▶ [THE EXERCISE] Repeat every line of the material, character for character.

▶ [MATERIAL PROVIDED]

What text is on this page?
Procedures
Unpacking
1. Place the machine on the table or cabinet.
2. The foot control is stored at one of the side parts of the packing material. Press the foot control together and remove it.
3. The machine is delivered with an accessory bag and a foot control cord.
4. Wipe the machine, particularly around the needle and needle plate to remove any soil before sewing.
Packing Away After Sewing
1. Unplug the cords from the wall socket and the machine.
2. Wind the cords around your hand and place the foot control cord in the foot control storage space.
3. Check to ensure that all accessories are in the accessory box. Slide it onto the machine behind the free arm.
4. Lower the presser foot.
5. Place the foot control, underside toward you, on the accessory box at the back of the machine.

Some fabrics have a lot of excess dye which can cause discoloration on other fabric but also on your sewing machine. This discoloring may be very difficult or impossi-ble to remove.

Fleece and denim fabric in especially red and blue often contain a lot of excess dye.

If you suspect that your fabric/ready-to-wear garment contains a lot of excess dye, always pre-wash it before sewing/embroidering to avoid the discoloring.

▶ [REPLY TO THE EXERCISE]
What text is on this page?
Procedures
Unpacking
1. Place the machine on the table or cabinet.
2. The foot control is stored at one of the side parts of the packing material. Press the foot control together and remove it.
3. The machine is delivered with an accessory bag and a foot control cord.
4. Wipe the machine, particularly around the needle and needle plate to remove any soil before sewing.
Packing Away After Sewing
1. Unplug the cords from the wall socket and the machine.
2. Wind the cords around your hand and place the foot control cord in the foot control storage space.
3. Check to ensure that all accessories are in the accessory box. Slide it onto the machine behind the free arm.
4. Lower the presser foot.
5. Place the foot control, underside toward you, on the accessory box at the back of the machine.

Some fabrics have a lot of excess dye which can cause discoloration on other fabric but also on your sewing machine. This discoloring may be very difficult or impossi-ble to remove.

Fleece and denim fabric in especially red and blue often contain a lot of excess dye.

If you suspect that your fabric/ready-to-wear garment contains a lot of excess dye, always pre-wash it before sewing/embroidering to avoid the discoloring.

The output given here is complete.